GOAL
Reproduce the data below in full and exclude every picture.

STORED RECORDS
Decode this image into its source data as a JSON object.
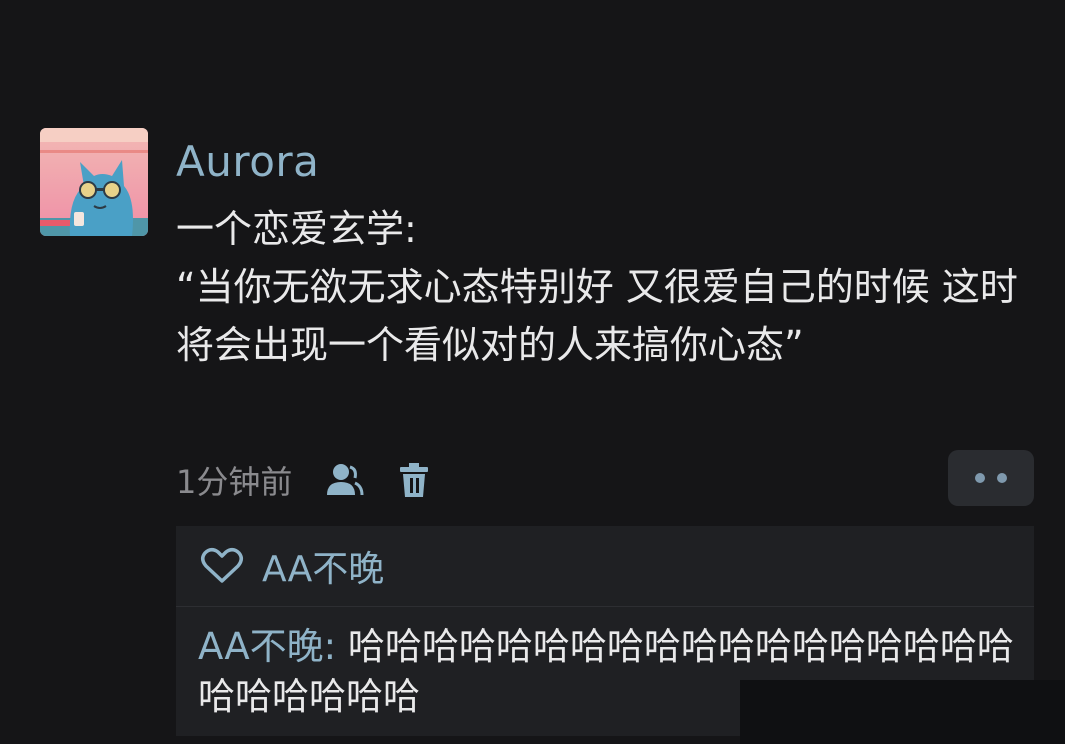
{
  "post": {
    "username": "Aurora",
    "text": "一个恋爱玄学:\n“当你无欲无求心态特别好 又很爱自己的时候 这时将会出现一个看似对的人来搞你心态”",
    "time": "1分钟前"
  },
  "likes": {
    "user": "AA不晚"
  },
  "comment": {
    "author": "AA不晚:",
    "text": " 哈哈哈哈哈哈哈哈哈哈哈哈哈哈哈哈哈哈哈哈哈哈哈哈"
  },
  "icons": {
    "like": "heart-icon",
    "user": "user-icon",
    "delete": "trash-icon",
    "more": "more-dots-icon"
  },
  "colors": {
    "background": "#151517",
    "username": "#8fb3c8",
    "text": "#e9e9ea",
    "muted": "#8a8a8e",
    "panel": "#1f2023"
  }
}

PROBLEM SOLUTION
Decode this image into its source data as a JSON object.
{
  "post": {
    "username": "Aurora",
    "text": "一个恋爱玄学:\n“当你无欲无求心态特别好 又很爱自己的时候 这时将会出现一个看似对的人来搞你心态”",
    "time": "1分钟前"
  },
  "likes": {
    "user": "AA不晚"
  },
  "comment": {
    "author": "AA不晚:",
    "text": " 哈哈哈哈哈哈哈哈哈哈哈哈哈哈哈哈哈哈哈哈哈哈哈哈"
  },
  "icons": {
    "like": "heart-icon",
    "user": "user-icon",
    "delete": "trash-icon",
    "more": "more-dots-icon"
  },
  "colors": {
    "background": "#151517",
    "username": "#8fb3c8",
    "text": "#e9e9ea",
    "muted": "#8a8a8e",
    "panel": "#1f2023"
  }
}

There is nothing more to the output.